### Image layout annotations
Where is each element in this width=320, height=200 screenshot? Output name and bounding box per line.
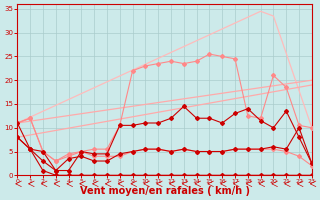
X-axis label: Vent moyen/en rafales ( km/h ): Vent moyen/en rafales ( km/h ) bbox=[80, 186, 250, 196]
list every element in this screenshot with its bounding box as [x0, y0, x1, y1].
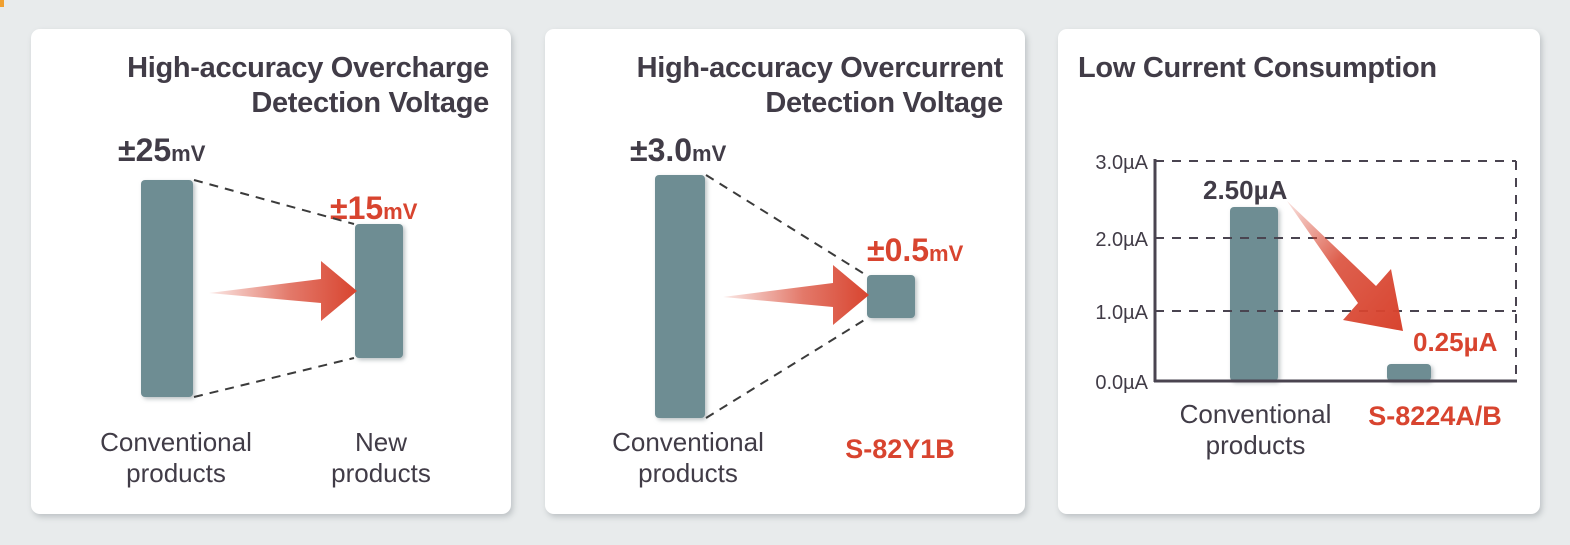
new-bar-overcharge [355, 224, 403, 358]
corner-marker [0, 0, 4, 7]
conventional-label-overcurrent: Conventional products [612, 427, 764, 488]
conventional-bar-overcurrent [655, 175, 705, 418]
chart-bar-s8224 [1387, 364, 1431, 381]
new-label-overcharge: New products [331, 427, 431, 488]
improvement-arrow-icon [209, 261, 357, 321]
new-label-overcurrent: S-82Y1B [845, 434, 955, 464]
connector-line-bottom [193, 357, 355, 398]
y-tick-label-2: 2.0µA [1095, 229, 1148, 251]
panel-overcurrent-detection-voltage: High-accuracy Overcurrent Detection Volt… [545, 29, 1025, 514]
chart-value-label-conventional: 2.50µA [1203, 175, 1288, 205]
y-tick-label-0: 0.0µA [1095, 372, 1148, 394]
y-tick-label-1: 1.0µA [1095, 302, 1148, 324]
conventional-value-overcurrent: ±3.0mV [630, 132, 727, 168]
new-value-overcurrent: ±0.5mV [867, 232, 964, 268]
connector-line-top [705, 174, 867, 276]
panel-title-overcurrent: High-accuracy Overcurrent Detection Volt… [636, 52, 1004, 119]
conventional-value-overcharge: ±25mV [118, 132, 206, 168]
new-value-overcharge: ±15mV [330, 190, 418, 226]
improvement-arrow-icon [723, 265, 869, 325]
y-tick-label-3: 3.0µA [1095, 152, 1148, 174]
panel-title-low-current: Low Current Consumption [1078, 52, 1437, 84]
conventional-bar-overcharge [141, 180, 193, 397]
chart-bar-conventional [1230, 207, 1278, 381]
connector-line-bottom [705, 318, 867, 419]
chart-value-label-s8224: 0.25µA [1413, 327, 1498, 357]
panel-title-overcharge: High-accuracy Overcharge Detection Volta… [127, 52, 489, 119]
chart-x-label-conventional: Conventional products [1179, 399, 1332, 460]
panel-overcharge-detection-voltage: High-accuracy Overcharge Detection Volta… [31, 29, 511, 514]
chart-x-label-s8224: S-8224A/B [1368, 401, 1502, 431]
reduction-arrow-icon [1287, 201, 1403, 331]
new-bar-overcurrent [867, 275, 915, 318]
panel-low-current-consumption: Low Current Consumption 3.0µA 2.0µA 1.0µ… [1058, 29, 1540, 514]
conventional-label-overcharge: Conventional products [100, 427, 252, 488]
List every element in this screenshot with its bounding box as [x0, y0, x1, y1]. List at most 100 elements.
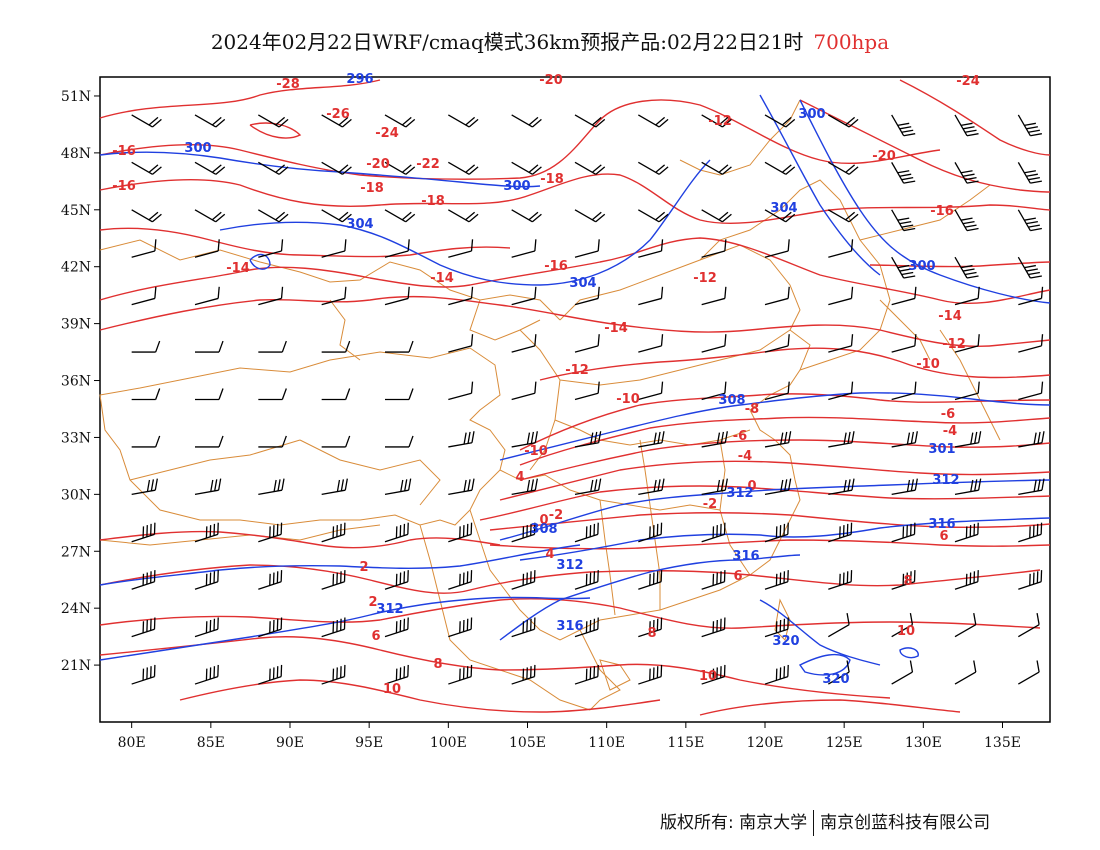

### Objective
Can you rewrite the whole listing above, substituting "gain-arrow-icon" for every "improvement-arrow-icon" and changing nothing else, with the pictures left out?

### Reply
Where is each element in this width=320, height=200 screenshot? Output name and bounding box per line.
X-axis label: Vent moyen/en rafales ( km/h ): Vent moyen/en rafales ( km/h ) bbox=[80, 186, 250, 196]
list every element in this screenshot with its bounding box as [x0, y0, x1, y1].
new-bar-overcharge [355, 224, 403, 358]
corner-marker [0, 0, 4, 7]
conventional-label-overcurrent: Conventional products [612, 427, 764, 488]
conventional-bar-overcurrent [655, 175, 705, 418]
chart-bar-s8224 [1387, 364, 1431, 381]
new-label-overcharge: New products [331, 427, 431, 488]
gain-arrow-icon [209, 261, 357, 321]
new-label-overcurrent: S-82Y1B [845, 434, 955, 464]
connector-line-bottom [193, 357, 355, 398]
y-tick-label-2: 2.0µA [1095, 229, 1148, 251]
panel-overcurrent-detection-voltage: High-accuracy Overcurrent Detection Volt… [545, 29, 1025, 514]
chart-value-label-conventional: 2.50µA [1203, 175, 1288, 205]
y-tick-label-0: 0.0µA [1095, 372, 1148, 394]
y-tick-label-1: 1.0µA [1095, 302, 1148, 324]
conventional-value-overcurrent: ±3.0mV [630, 132, 727, 168]
new-value-overcurrent: ±0.5mV [867, 232, 964, 268]
connector-line-top [705, 174, 867, 276]
panel-title-overcurrent: High-accuracy Overcurrent Detection Volt… [636, 52, 1004, 119]
conventional-value-overcharge: ±25mV [118, 132, 206, 168]
new-value-overcharge: ±15mV [330, 190, 418, 226]
gain-arrow-icon [723, 265, 869, 325]
y-tick-label-3: 3.0µA [1095, 152, 1148, 174]
panel-title-low-current: Low Current Consumption [1078, 52, 1437, 84]
conventional-bar-overcharge [141, 180, 193, 397]
chart-bar-conventional [1230, 207, 1278, 381]
connector-line-bottom [705, 318, 867, 419]
chart-value-label-s8224: 0.25µA [1413, 327, 1498, 357]
panel-title-overcharge: High-accuracy Overcharge Detection Volta… [127, 52, 489, 119]
chart-x-label-conventional: Conventional products [1179, 399, 1332, 460]
panel-overcharge-detection-voltage: High-accuracy Overcharge Detection Volta… [31, 29, 511, 514]
chart-x-label-s8224: S-8224A/B [1368, 401, 1502, 431]
reduction-arrow-icon [1287, 201, 1403, 331]
new-bar-overcurrent [867, 275, 915, 318]
panel-low-current-consumption: Low Current Consumption 3.0µA 2.0µA 1.0µ… [1058, 29, 1540, 514]
conventional-label-overcharge: Conventional products [100, 427, 252, 488]
List every element in this screenshot with its bounding box as [x0, y0, x1, y1]. List at most 100 elements.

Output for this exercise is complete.